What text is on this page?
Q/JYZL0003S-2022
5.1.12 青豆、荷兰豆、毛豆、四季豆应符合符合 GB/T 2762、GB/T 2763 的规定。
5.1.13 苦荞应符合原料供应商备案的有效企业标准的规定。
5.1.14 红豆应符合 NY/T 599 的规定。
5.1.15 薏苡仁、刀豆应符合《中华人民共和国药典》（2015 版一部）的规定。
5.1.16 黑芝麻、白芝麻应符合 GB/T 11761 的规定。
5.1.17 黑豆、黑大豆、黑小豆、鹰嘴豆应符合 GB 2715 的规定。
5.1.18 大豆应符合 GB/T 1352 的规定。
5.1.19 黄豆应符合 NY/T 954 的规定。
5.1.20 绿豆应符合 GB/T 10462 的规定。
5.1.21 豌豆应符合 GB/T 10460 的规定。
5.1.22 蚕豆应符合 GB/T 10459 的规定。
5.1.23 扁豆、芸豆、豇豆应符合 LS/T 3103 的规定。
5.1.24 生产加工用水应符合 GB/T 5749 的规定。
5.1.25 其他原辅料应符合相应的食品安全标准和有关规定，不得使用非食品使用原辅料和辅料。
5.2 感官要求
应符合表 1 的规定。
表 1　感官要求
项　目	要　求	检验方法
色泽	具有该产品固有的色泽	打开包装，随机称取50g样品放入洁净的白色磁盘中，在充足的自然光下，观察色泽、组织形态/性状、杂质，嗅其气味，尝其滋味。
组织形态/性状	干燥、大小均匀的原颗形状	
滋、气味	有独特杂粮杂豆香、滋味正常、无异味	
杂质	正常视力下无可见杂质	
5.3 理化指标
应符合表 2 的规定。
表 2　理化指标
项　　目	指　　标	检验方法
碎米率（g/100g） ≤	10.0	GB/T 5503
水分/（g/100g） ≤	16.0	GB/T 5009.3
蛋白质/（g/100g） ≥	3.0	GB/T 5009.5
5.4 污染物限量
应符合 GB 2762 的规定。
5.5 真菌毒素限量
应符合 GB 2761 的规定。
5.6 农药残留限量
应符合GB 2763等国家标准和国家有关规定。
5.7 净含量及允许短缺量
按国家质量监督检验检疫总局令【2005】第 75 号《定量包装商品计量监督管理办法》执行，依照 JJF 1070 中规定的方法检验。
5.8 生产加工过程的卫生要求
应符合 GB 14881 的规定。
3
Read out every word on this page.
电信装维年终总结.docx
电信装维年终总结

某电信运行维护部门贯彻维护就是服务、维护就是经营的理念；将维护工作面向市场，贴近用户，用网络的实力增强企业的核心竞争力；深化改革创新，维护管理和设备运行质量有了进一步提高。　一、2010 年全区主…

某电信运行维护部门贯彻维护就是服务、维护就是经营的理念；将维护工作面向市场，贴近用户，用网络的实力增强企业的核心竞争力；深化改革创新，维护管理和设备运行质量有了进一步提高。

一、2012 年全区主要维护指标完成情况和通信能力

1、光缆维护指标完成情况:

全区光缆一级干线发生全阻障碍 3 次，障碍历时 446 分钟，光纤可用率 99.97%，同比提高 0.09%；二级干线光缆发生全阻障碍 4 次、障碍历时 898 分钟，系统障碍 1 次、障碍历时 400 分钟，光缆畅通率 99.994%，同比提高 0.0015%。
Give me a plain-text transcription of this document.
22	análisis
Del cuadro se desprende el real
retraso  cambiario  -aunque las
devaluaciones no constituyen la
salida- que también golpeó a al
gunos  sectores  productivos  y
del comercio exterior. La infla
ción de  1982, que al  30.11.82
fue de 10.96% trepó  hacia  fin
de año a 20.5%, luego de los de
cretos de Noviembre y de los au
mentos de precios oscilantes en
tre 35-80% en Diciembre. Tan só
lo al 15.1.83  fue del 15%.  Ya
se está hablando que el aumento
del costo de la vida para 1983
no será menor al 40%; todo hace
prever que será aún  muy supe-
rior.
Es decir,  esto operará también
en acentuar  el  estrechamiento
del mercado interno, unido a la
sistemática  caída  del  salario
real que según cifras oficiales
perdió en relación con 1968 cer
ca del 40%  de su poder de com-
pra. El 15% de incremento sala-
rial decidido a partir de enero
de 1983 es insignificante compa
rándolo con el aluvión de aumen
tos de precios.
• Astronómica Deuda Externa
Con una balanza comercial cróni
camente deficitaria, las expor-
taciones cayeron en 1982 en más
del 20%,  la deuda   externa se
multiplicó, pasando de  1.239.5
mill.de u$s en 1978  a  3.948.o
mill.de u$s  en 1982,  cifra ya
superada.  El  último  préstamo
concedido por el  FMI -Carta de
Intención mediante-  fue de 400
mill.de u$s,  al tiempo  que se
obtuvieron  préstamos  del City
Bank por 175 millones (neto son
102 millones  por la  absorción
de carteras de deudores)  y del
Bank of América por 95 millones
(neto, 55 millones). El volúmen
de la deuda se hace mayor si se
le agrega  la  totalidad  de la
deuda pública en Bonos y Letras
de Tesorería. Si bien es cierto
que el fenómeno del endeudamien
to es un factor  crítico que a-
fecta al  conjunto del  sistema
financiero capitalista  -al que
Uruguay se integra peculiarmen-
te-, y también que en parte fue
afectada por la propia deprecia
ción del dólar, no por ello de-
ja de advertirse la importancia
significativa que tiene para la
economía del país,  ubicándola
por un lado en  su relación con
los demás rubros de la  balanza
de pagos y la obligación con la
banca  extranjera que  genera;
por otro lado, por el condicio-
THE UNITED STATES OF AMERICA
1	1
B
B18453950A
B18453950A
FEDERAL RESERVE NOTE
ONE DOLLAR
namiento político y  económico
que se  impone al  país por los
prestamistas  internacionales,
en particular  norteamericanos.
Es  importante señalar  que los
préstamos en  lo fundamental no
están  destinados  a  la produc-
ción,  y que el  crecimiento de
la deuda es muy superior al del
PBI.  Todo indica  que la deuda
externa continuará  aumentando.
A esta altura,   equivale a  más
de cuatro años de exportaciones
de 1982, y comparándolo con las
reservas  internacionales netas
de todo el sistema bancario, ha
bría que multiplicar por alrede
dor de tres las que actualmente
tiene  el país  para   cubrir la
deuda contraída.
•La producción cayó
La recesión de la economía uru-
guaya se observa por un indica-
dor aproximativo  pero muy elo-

★ ★ ★ ★ ★

_GIVEN INSTRUCTION_
State how many lines above include the word "para", and nothing more.

_EXPECTED ANSWER_
3